■ **GIVEN EXERCISE**: Show every line that has the string "JSON" in it.

■ **DATA EXCERPTS**:
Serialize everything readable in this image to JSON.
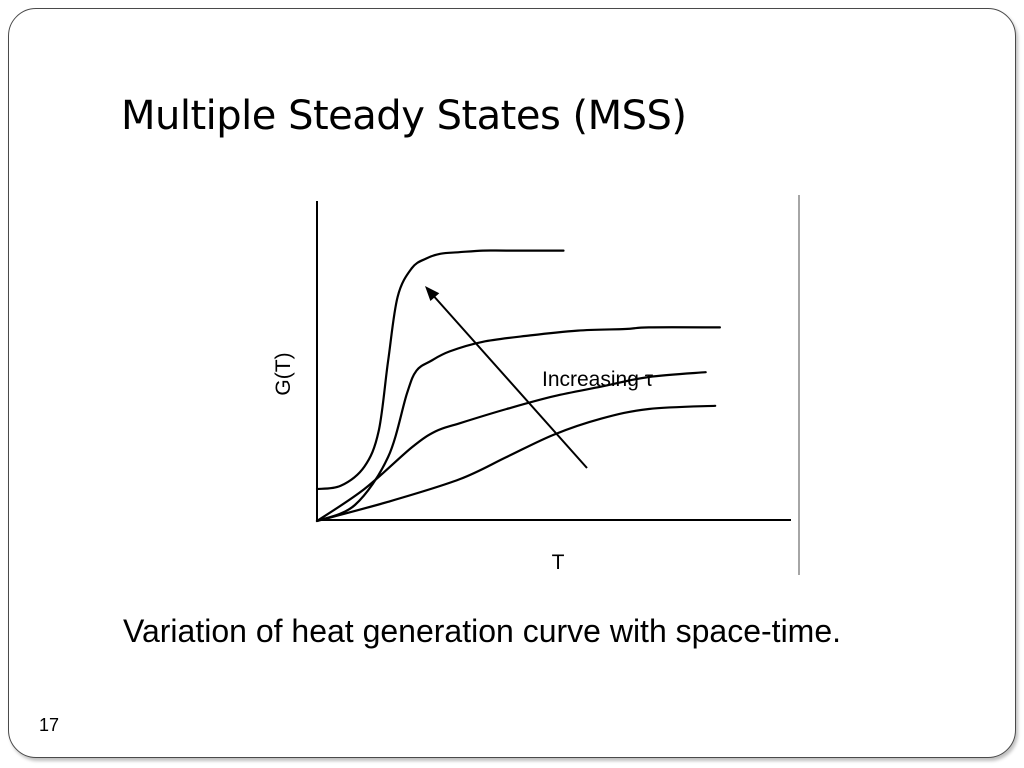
{
  "slide": {
    "title": "Multiple Steady States (MSS)",
    "caption": "Variation of heat generation curve with space-time.",
    "page_number": "17"
  },
  "chart_data": {
    "type": "line",
    "title": "",
    "xlabel": "T",
    "ylabel": "G(T)",
    "annotation": "Increasing τ",
    "grid": false,
    "legend": "none",
    "xlim": [
      0,
      10
    ],
    "ylim": [
      0,
      10
    ],
    "series": [
      {
        "x": [
          0,
          0.5,
          1.0,
          1.3,
          1.5,
          1.7,
          2.0,
          2.3,
          2.6,
          3.0,
          3.5,
          4.0,
          5.0,
          5.2
        ],
        "y": [
          1.0,
          1.1,
          1.7,
          2.8,
          5.0,
          7.0,
          7.9,
          8.2,
          8.35,
          8.4,
          8.45,
          8.45,
          8.45,
          8.45
        ]
      },
      {
        "x": [
          0,
          0.8,
          1.5,
          1.9,
          2.1,
          2.4,
          2.8,
          3.5,
          4.5,
          5.5,
          6.5,
          7.0,
          8.5
        ],
        "y": [
          0,
          0.5,
          2.0,
          4.0,
          4.7,
          5.0,
          5.3,
          5.6,
          5.8,
          5.95,
          6.0,
          6.05,
          6.05
        ]
      },
      {
        "x": [
          0,
          1.0,
          2.0,
          2.5,
          3.0,
          4.0,
          5.0,
          6.0,
          7.0,
          8.2
        ],
        "y": [
          0,
          1.0,
          2.3,
          2.8,
          3.05,
          3.5,
          3.9,
          4.2,
          4.5,
          4.65
        ]
      },
      {
        "x": [
          0,
          1.5,
          3.0,
          4.0,
          5.0,
          6.0,
          7.0,
          8.4
        ],
        "y": [
          0,
          0.6,
          1.3,
          2.0,
          2.7,
          3.2,
          3.5,
          3.6
        ]
      }
    ]
  }
}
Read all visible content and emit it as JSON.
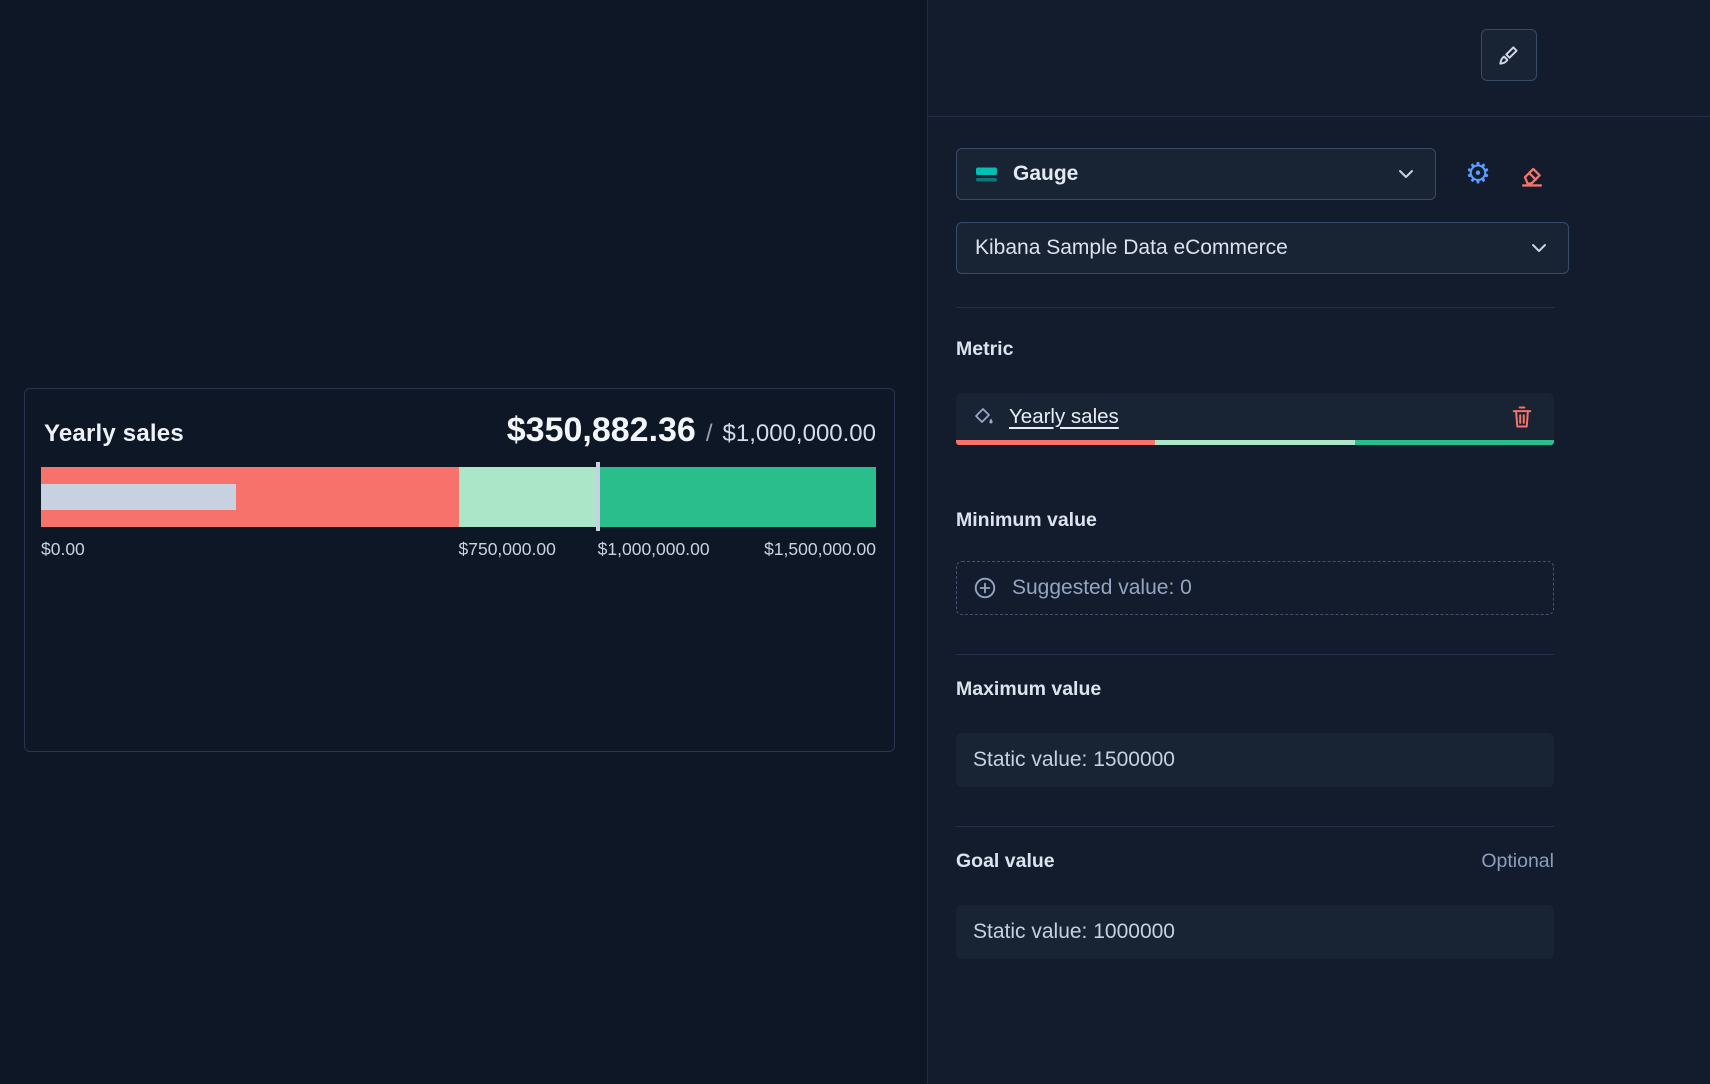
{
  "colors": {
    "band_low": "#f6726a",
    "band_mid": "#abe6c8",
    "band_high": "#2bbe8d",
    "value_bar": "#c7d1e0",
    "goal_marker": "#c7d1e0",
    "accent_teal": "#00bfb3",
    "accent_blue": "#5b9dff",
    "accent_red": "#f6726a"
  },
  "chart_data": {
    "type": "gauge",
    "title": "Yearly sales",
    "value": 350882.36,
    "value_label": "$350,882.36",
    "separator": "/",
    "goal_label": "$1,000,000.00",
    "min": 0,
    "max": 1500000,
    "goal": 1000000,
    "bands": [
      {
        "from": 0,
        "to": 750000,
        "color": "#f6726a"
      },
      {
        "from": 750000,
        "to": 1000000,
        "color": "#abe6c8"
      },
      {
        "from": 1000000,
        "to": 1500000,
        "color": "#2bbe8d"
      }
    ],
    "ticks": [
      {
        "label": "$0.00",
        "value": 0
      },
      {
        "label": "$750,000.00",
        "value": 750000
      },
      {
        "label": "$1,000,000.00",
        "value": 1000000
      },
      {
        "label": "$1,500,000.00",
        "value": 1500000
      }
    ]
  },
  "config_panel": {
    "chart_type_select": {
      "label": "Gauge"
    },
    "data_view_select": {
      "label": "Kibana Sample Data eCommerce"
    },
    "metric": {
      "section_label": "Metric",
      "field_label": "Yearly sales",
      "palette": [
        "#f6726a",
        "#abe6c8",
        "#2bbe8d"
      ]
    },
    "minimum": {
      "section_label": "Minimum value",
      "button_label": "Suggested value: 0"
    },
    "maximum": {
      "section_label": "Maximum value",
      "field_label": "Static value: 1500000"
    },
    "goal": {
      "section_label": "Goal value",
      "optional_label": "Optional",
      "field_label": "Static value: 1000000"
    }
  }
}
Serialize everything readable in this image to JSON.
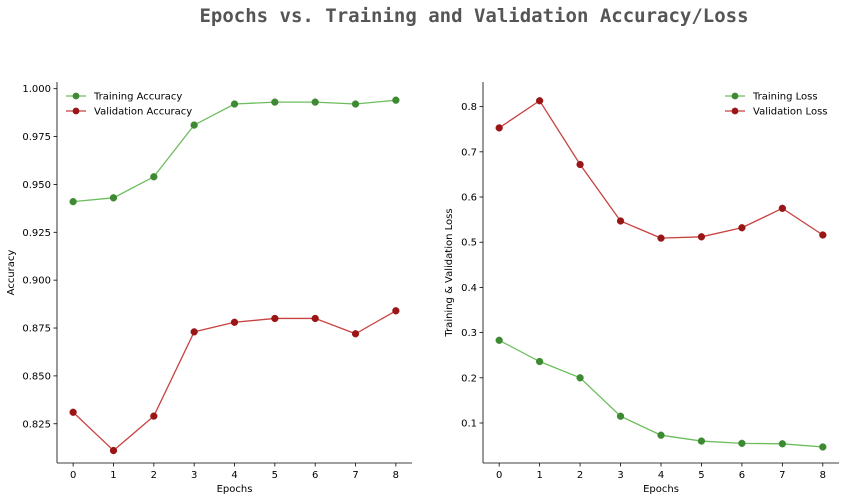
{
  "figure": {
    "title": "Epochs vs. Training and Validation Accuracy/Loss"
  },
  "chart_data": [
    {
      "type": "line",
      "title": "",
      "xlabel": "Epochs",
      "ylabel": "Accuracy",
      "x": [
        0,
        1,
        2,
        3,
        4,
        5,
        6,
        7,
        8
      ],
      "xticks": [
        "0",
        "1",
        "2",
        "3",
        "4",
        "5",
        "6",
        "7",
        "8"
      ],
      "yticks": [
        0.825,
        0.85,
        0.875,
        0.9,
        0.925,
        0.95,
        0.975,
        1.0
      ],
      "ytick_labels": [
        "0.825",
        "0.850",
        "0.875",
        "0.900",
        "0.925",
        "0.950",
        "0.975",
        "1.000"
      ],
      "xlim": [
        -0.4,
        8.4
      ],
      "ylim": [
        0.8045,
        1.0035
      ],
      "grid": false,
      "legend_position": "top-left",
      "series": [
        {
          "name": "Training Accuracy",
          "color": "#6dbd5e",
          "marker_color": "#3e8a33",
          "values": [
            0.941,
            0.943,
            0.954,
            0.981,
            0.992,
            0.993,
            0.993,
            0.992,
            0.994
          ]
        },
        {
          "name": "Validation Accuracy",
          "color": "#c84240",
          "marker_color": "#9a1515",
          "values": [
            0.831,
            0.811,
            0.829,
            0.873,
            0.878,
            0.88,
            0.88,
            0.872,
            0.884
          ]
        }
      ]
    },
    {
      "type": "line",
      "title": "",
      "xlabel": "Epochs",
      "ylabel": "Training & Validation Loss",
      "x": [
        0,
        1,
        2,
        3,
        4,
        5,
        6,
        7,
        8
      ],
      "xticks": [
        "0",
        "1",
        "2",
        "3",
        "4",
        "5",
        "6",
        "7",
        "8"
      ],
      "yticks": [
        0.1,
        0.2,
        0.3,
        0.4,
        0.5,
        0.6,
        0.7,
        0.8
      ],
      "ytick_labels": [
        "0.1",
        "0.2",
        "0.3",
        "0.4",
        "0.5",
        "0.6",
        "0.7",
        "0.8"
      ],
      "xlim": [
        -0.4,
        8.4
      ],
      "ylim": [
        0.0115,
        0.8545
      ],
      "grid": false,
      "legend_position": "top-right",
      "series": [
        {
          "name": "Training Loss",
          "color": "#6dbd5e",
          "marker_color": "#3e8a33",
          "values": [
            0.283,
            0.236,
            0.2,
            0.115,
            0.073,
            0.06,
            0.055,
            0.054,
            0.047
          ]
        },
        {
          "name": "Validation Loss",
          "color": "#c84240",
          "marker_color": "#9a1515",
          "values": [
            0.753,
            0.813,
            0.672,
            0.547,
            0.509,
            0.512,
            0.532,
            0.575,
            0.516
          ]
        }
      ]
    }
  ]
}
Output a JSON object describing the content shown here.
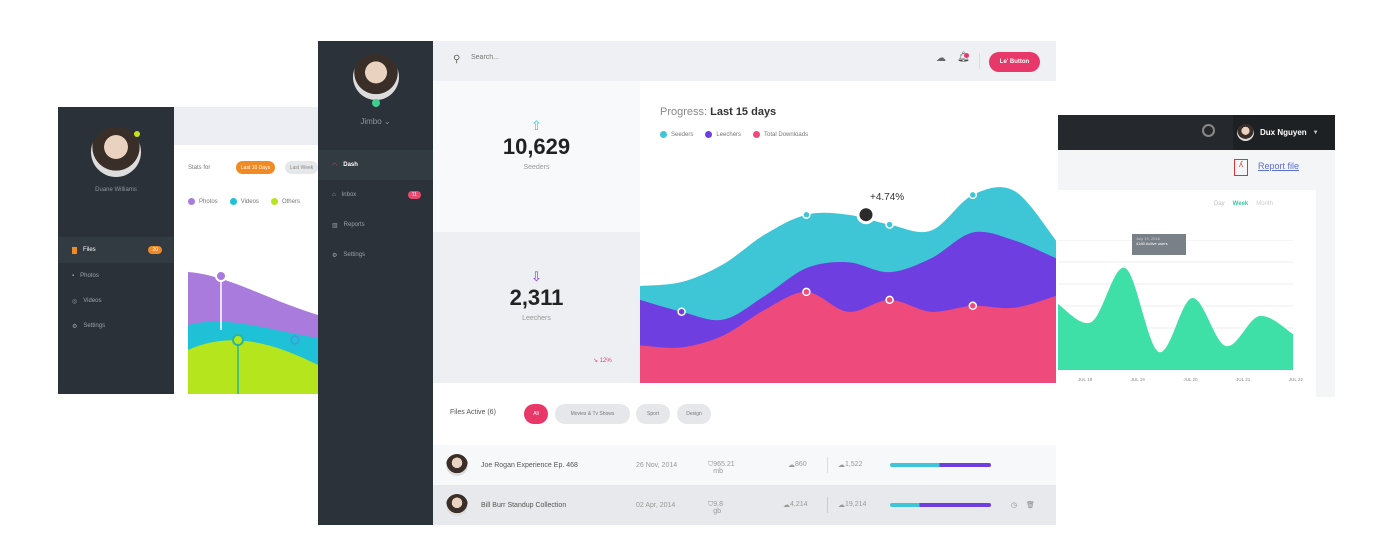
{
  "left_panel": {
    "user_name": "Duane Williams",
    "nav": [
      {
        "label": "Files",
        "badge": "20",
        "icon": "file-icon",
        "active": true
      },
      {
        "label": "Photos",
        "icon": "camera-icon"
      },
      {
        "label": "Videos",
        "icon": "play-icon"
      },
      {
        "label": "Settings",
        "icon": "gear-icon"
      }
    ],
    "stats_for_label": "Stats for",
    "ranges": [
      "Last 10 Days",
      "Last Week"
    ],
    "legend": [
      {
        "name": "Photos",
        "color": "#a87bdc"
      },
      {
        "name": "Videos",
        "color": "#1fc1d6"
      },
      {
        "name": "Others",
        "color": "#b5e61d"
      }
    ]
  },
  "main_panel": {
    "user_name": "Jimbo",
    "nav": [
      {
        "label": "Dash",
        "icon": "dashboard-icon",
        "active": true
      },
      {
        "label": "Inbox",
        "badge": "11",
        "icon": "inbox-icon"
      },
      {
        "label": "Reports",
        "icon": "bar-chart-icon"
      },
      {
        "label": "Settings",
        "icon": "gear-icon"
      }
    ],
    "search_placeholder": "Search...",
    "header_button": "Le' Button",
    "stats": [
      {
        "value": "10,629",
        "label": "Seeders",
        "icon": "cloud-upload-icon"
      },
      {
        "value": "2,311",
        "label": "Leechers",
        "icon": "cloud-download-icon",
        "change": "↘ 12%"
      }
    ],
    "chart": {
      "title_prefix": "Progress:",
      "title": "Last 15 days",
      "annotation": "+4.74%",
      "legend": [
        {
          "name": "Seeders",
          "color": "#3ec6d6"
        },
        {
          "name": "Leechers",
          "color": "#6f3ee0"
        },
        {
          "name": "Total Downloads",
          "color": "#ee4a7c"
        }
      ]
    },
    "files": {
      "title": "Files Active (6)",
      "filters": [
        "All",
        "Movies & Tv Shows",
        "Sport",
        "Design"
      ],
      "rows": [
        {
          "name": "Joe Rogan Experience Ep. 468",
          "date": "26 Nov, 2014",
          "size": "965.21 mb",
          "up": "860",
          "down": "1,522",
          "progress": 0.49
        },
        {
          "name": "Bill Burr Standup Collection",
          "date": "02 Apr, 2014",
          "size": "9.8 gb",
          "up": "4,214",
          "down": "19,214",
          "progress": 0.29
        }
      ]
    }
  },
  "right_panel": {
    "user_name": "Dux Nguyen",
    "report_link": "Report file",
    "periods": [
      "Day",
      "Week",
      "Month"
    ],
    "active_period": "Week",
    "tooltip": {
      "date": "July 19, 2016",
      "value": "4180 Active users"
    },
    "x_labels": [
      "JUL 18",
      "JUL 19",
      "JUL 20",
      "JUL 21",
      "JUL 22"
    ]
  },
  "chart_data": [
    {
      "type": "area",
      "x": [
        1,
        2,
        3,
        4,
        5,
        6,
        7,
        8,
        9,
        10,
        11
      ],
      "series": [
        {
          "name": "Seeders",
          "values": [
            49,
            51,
            60,
            75,
            85,
            85,
            80,
            77,
            95,
            97,
            72
          ]
        },
        {
          "name": "Leechers",
          "values": [
            42,
            36,
            32,
            44,
            58,
            61,
            56,
            63,
            76,
            72,
            63
          ]
        },
        {
          "name": "Total Downloads",
          "values": [
            19,
            18,
            24,
            37,
            46,
            36,
            42,
            36,
            39,
            38,
            44
          ]
        }
      ]
    },
    {
      "type": "area",
      "x_labels": [
        "JUL 18",
        "JUL 19",
        "JUL 20",
        "JUL 21",
        "JUL 22"
      ],
      "values": [
        55,
        40,
        85,
        15,
        60,
        20,
        45,
        30
      ]
    }
  ]
}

■ **WRITTEN ANSWER**:
Serialize everything readable in this image to JSON.
Read all visible content and emit it as JSON.
Serialize everything readable in this image to JSON.
Output a JSON object describing the content shown here.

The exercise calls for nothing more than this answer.